[start of Records supplied]

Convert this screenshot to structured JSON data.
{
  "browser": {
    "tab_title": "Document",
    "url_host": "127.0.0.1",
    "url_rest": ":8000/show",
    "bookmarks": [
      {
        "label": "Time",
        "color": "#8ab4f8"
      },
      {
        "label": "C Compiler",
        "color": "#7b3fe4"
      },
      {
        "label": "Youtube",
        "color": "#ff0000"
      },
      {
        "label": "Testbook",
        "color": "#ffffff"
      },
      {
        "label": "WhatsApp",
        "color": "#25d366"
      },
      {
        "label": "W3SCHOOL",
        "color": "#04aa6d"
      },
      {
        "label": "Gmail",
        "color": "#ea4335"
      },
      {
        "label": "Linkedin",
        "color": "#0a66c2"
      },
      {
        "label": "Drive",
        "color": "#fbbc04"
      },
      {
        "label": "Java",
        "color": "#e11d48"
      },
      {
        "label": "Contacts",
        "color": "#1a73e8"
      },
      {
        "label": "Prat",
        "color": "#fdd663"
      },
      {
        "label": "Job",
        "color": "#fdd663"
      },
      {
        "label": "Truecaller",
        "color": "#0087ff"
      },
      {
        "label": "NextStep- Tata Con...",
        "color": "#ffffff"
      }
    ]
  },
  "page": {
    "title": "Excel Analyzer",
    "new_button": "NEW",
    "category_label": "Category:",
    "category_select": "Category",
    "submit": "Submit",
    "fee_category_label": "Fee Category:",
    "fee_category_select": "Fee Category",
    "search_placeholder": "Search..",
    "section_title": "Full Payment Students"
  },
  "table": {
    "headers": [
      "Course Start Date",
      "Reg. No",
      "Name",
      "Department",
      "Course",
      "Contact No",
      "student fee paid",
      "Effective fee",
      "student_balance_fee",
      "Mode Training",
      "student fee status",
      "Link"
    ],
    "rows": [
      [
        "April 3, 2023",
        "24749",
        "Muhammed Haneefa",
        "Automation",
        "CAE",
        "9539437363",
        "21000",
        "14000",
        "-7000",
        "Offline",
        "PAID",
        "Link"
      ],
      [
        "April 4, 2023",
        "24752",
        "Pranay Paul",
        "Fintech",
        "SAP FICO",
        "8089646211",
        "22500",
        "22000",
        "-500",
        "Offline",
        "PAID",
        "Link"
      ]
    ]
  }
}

[end of Records supplied]

* [Aim] Faithfully transcribe the whole of the data.

* [Output for this task]
Convert this screenshot to structured JSON data.
{
  "browser": {
    "tab_title": "Document",
    "url_host": "127.0.0.1",
    "url_rest": ":8000/show",
    "bookmarks": [
      {
        "label": "Time",
        "color": "#8ab4f8"
      },
      {
        "label": "C Compiler",
        "color": "#7b3fe4"
      },
      {
        "label": "Youtube",
        "color": "#ff0000"
      },
      {
        "label": "Testbook",
        "color": "#ffffff"
      },
      {
        "label": "WhatsApp",
        "color": "#25d366"
      },
      {
        "label": "W3SCHOOL",
        "color": "#04aa6d"
      },
      {
        "label": "Gmail",
        "color": "#ea4335"
      },
      {
        "label": "Linkedin",
        "color": "#0a66c2"
      },
      {
        "label": "Drive",
        "color": "#fbbc04"
      },
      {
        "label": "Java",
        "color": "#e11d48"
      },
      {
        "label": "Contacts",
        "color": "#1a73e8"
      },
      {
        "label": "Prat",
        "color": "#fdd663"
      },
      {
        "label": "Job",
        "color": "#fdd663"
      },
      {
        "label": "Truecaller",
        "color": "#0087ff"
      },
      {
        "label": "NextStep- Tata Con...",
        "color": "#ffffff"
      }
    ]
  },
  "page": {
    "title": "Excel Analyzer",
    "new_button": "NEW",
    "category_label": "Category:",
    "category_select": "Category",
    "submit": "Submit",
    "fee_category_label": "Fee Category:",
    "fee_category_select": "Fee Category",
    "search_placeholder": "Search..",
    "section_title": "Full Payment Students"
  },
  "table": {
    "headers": [
      "Course Start Date",
      "Reg. No",
      "Name",
      "Department",
      "Course",
      "Contact No",
      "student fee paid",
      "Effective fee",
      "student_balance_fee",
      "Mode Training",
      "student fee status",
      "Link"
    ],
    "rows": [
      [
        "April 3, 2023",
        "24749",
        "Muhammed Haneefa",
        "Automation",
        "CAE",
        "9539437363",
        "21000",
        "14000",
        "-7000",
        "Offline",
        "PAID",
        "Link"
      ],
      [
        "April 4, 2023",
        "24752",
        "Pranay Paul",
        "Fintech",
        "SAP FICO",
        "8089646211",
        "22500",
        "22000",
        "-500",
        "Offline",
        "PAID",
        "Link"
      ]
    ]
  }
}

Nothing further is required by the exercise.